◆ **Problem to solve**
Pull every line of the entries that has the word "stat".

(Stored items from a collection)

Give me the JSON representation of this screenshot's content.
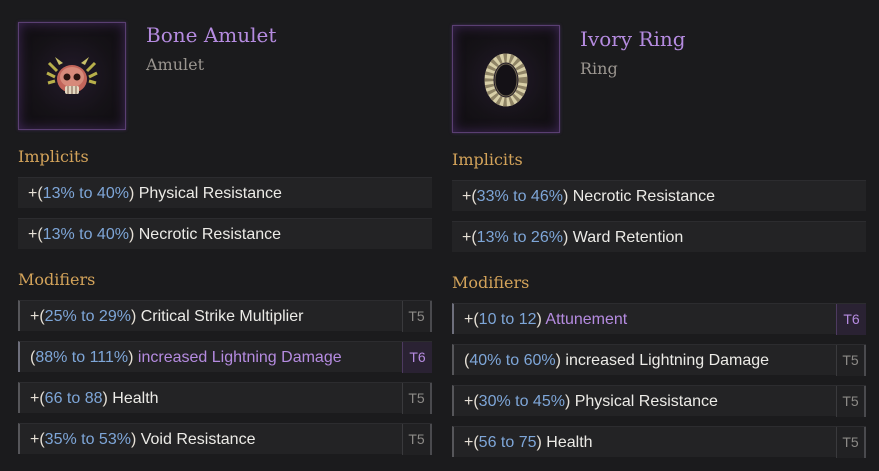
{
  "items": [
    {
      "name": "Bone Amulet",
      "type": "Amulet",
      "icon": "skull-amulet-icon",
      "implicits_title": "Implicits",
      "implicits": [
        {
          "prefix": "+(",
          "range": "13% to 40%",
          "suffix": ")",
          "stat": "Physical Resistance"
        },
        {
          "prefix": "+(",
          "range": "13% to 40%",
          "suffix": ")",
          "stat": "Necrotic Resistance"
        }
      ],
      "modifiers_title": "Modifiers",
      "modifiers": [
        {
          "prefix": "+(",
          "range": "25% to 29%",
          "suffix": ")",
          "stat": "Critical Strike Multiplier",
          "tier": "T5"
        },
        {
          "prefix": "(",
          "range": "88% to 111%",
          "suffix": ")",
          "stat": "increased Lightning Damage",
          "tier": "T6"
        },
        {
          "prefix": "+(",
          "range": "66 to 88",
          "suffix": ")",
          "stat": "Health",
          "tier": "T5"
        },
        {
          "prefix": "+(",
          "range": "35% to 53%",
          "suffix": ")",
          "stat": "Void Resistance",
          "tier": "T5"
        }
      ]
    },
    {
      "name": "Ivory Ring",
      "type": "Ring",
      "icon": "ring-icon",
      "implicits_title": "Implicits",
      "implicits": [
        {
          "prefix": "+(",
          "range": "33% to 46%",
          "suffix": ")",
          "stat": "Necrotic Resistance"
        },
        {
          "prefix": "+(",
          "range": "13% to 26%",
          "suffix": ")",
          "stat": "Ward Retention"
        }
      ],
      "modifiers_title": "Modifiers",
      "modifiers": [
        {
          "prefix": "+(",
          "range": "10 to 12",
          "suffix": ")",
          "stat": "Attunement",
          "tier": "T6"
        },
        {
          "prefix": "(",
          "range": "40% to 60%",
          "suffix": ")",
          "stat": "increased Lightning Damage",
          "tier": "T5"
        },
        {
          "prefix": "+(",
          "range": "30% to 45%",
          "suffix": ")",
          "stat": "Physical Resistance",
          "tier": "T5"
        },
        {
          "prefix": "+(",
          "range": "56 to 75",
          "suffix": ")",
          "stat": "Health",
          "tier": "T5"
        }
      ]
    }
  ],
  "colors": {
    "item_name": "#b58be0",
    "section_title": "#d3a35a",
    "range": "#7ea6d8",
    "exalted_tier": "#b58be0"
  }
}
==
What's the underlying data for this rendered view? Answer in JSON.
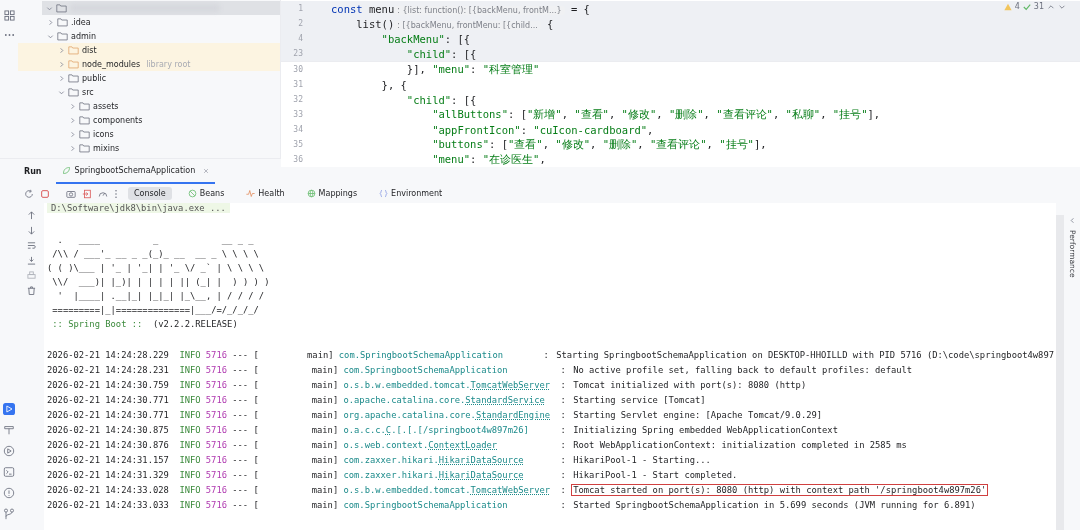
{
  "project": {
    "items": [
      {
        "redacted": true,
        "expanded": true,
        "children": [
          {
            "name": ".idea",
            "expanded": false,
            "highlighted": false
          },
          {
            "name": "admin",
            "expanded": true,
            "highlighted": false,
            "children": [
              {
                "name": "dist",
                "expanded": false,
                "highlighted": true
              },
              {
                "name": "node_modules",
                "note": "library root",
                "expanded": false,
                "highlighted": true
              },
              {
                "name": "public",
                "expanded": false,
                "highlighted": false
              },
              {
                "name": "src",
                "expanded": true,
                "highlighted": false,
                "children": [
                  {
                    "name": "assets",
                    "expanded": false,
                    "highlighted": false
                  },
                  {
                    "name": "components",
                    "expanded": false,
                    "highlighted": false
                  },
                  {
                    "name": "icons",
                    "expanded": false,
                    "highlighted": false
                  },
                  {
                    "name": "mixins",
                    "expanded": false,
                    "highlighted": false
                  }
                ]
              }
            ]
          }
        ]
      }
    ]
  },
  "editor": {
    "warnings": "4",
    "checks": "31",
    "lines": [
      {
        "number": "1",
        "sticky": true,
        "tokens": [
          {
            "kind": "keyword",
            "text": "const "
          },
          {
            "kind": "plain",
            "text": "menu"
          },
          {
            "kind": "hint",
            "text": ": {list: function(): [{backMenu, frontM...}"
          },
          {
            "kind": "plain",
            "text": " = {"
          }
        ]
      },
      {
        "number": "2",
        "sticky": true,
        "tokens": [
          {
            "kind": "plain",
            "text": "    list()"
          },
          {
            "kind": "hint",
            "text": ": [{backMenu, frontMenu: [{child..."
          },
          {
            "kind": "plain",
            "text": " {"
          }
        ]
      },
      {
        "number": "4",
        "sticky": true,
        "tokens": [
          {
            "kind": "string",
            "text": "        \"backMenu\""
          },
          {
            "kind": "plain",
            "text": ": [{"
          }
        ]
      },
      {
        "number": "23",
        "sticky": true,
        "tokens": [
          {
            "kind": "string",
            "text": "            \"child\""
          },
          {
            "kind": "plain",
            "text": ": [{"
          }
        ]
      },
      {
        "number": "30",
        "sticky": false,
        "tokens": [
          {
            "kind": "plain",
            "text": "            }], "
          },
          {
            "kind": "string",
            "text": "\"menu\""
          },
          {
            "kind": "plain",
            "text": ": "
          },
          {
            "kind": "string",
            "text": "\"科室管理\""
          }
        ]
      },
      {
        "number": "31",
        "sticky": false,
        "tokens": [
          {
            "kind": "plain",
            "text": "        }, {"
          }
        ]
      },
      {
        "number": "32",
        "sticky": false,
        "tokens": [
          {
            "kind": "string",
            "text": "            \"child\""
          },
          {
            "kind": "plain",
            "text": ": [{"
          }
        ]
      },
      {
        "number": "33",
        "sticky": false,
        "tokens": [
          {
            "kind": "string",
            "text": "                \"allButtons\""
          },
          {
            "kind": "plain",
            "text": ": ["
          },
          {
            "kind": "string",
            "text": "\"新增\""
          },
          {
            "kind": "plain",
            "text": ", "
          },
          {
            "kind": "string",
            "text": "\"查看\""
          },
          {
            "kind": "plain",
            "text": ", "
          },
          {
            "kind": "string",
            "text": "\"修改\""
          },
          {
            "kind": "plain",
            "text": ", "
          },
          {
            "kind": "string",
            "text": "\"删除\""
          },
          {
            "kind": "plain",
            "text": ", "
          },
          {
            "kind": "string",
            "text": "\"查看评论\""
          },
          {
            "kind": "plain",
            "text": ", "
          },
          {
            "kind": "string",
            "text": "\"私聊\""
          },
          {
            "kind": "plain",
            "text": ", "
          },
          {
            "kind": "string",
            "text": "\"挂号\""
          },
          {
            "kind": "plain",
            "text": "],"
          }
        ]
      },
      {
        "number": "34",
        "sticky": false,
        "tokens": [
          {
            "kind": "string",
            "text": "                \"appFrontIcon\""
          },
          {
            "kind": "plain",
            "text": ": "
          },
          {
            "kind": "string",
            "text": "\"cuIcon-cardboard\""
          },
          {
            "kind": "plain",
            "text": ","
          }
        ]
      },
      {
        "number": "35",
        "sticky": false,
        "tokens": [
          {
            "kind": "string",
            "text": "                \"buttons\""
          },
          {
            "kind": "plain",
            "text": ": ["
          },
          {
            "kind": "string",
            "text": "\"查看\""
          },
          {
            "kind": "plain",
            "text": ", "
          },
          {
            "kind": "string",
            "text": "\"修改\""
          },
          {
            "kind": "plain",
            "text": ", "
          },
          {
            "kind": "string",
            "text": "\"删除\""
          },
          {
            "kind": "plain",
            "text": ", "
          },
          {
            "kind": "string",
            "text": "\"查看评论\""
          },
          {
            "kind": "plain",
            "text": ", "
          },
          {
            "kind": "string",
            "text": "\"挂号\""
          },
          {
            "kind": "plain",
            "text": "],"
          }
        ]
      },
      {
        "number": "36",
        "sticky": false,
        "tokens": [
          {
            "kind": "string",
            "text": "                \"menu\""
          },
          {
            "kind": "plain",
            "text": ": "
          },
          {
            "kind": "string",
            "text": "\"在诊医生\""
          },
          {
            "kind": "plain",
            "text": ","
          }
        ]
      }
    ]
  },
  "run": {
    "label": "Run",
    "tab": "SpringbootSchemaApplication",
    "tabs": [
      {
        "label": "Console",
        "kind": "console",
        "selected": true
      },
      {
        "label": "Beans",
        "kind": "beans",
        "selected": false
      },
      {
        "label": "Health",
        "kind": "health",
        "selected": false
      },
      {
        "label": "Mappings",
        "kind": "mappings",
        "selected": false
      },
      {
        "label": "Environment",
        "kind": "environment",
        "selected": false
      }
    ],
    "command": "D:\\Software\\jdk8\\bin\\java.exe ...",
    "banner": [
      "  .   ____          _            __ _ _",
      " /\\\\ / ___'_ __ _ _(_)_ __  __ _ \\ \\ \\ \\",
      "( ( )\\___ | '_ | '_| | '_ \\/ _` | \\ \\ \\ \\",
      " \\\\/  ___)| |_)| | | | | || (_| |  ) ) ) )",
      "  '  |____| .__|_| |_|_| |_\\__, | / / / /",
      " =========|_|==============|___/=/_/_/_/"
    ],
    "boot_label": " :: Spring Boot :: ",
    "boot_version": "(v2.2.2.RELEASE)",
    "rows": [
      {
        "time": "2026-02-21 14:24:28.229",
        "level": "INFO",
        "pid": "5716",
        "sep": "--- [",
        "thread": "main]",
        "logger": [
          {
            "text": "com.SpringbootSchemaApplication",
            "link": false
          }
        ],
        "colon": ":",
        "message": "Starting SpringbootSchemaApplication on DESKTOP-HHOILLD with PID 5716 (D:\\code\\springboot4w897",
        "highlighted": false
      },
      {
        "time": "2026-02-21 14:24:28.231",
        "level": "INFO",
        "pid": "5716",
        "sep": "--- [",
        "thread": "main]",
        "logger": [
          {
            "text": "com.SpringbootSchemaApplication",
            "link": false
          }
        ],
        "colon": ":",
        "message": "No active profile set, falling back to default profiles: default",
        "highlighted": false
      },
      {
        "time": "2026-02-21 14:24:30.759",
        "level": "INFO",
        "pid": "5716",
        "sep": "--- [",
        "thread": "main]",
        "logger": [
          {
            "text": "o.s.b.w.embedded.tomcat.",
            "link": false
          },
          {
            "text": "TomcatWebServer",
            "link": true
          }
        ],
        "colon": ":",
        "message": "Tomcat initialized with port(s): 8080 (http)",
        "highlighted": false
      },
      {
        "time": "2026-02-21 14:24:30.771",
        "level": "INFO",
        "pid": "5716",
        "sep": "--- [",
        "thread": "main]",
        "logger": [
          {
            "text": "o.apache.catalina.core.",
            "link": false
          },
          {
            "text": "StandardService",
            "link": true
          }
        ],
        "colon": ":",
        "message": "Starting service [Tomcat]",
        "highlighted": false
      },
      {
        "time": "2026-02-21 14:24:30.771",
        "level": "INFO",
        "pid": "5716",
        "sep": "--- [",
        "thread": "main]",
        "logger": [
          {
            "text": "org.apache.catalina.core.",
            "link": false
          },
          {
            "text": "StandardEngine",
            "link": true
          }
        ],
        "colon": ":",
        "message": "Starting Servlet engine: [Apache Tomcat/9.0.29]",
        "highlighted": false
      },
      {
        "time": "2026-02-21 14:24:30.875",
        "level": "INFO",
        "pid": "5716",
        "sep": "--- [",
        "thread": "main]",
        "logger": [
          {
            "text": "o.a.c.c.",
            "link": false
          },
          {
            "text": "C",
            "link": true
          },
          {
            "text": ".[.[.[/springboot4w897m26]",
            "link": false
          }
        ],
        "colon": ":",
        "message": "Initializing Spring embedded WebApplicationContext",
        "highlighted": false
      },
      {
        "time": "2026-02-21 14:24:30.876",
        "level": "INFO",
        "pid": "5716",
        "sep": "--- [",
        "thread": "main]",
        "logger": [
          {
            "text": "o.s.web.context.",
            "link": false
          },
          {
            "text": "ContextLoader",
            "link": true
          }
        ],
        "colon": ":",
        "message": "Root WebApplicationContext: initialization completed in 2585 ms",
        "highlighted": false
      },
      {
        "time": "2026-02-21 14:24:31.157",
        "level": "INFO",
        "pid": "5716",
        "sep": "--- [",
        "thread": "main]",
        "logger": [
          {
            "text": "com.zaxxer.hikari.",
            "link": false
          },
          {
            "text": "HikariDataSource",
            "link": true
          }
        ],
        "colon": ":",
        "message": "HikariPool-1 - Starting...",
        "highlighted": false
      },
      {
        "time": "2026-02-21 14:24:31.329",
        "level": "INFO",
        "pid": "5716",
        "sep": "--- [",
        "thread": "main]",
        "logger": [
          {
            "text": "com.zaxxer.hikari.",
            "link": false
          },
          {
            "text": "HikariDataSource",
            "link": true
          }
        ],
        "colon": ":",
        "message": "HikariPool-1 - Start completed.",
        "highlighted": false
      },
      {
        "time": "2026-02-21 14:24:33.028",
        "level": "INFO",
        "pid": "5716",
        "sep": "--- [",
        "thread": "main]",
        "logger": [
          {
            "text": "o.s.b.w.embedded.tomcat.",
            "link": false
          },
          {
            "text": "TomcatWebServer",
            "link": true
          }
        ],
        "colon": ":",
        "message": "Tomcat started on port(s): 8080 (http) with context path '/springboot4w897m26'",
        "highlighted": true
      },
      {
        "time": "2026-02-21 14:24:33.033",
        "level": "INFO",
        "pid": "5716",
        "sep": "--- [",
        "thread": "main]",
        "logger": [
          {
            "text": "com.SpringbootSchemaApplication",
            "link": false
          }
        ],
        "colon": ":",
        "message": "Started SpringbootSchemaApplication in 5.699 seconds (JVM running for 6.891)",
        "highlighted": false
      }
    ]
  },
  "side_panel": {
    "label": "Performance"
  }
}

◆ **Solution to the exercise**
          "stat": "Physical Resistance"
          "stat": "Necrotic Resistance"
          "stat": "Critical Strike Multiplier",
          "stat": "increased Lightning Damage",
          "stat": "Health",
          "stat": "Void Resistance",
          "stat": "Necrotic Resistance"
          "stat": "Ward Retention"
          "stat": "Attunement",
          "stat": "increased Lightning Damage",
          "stat": "Physical Resistance",
          "stat": "Health",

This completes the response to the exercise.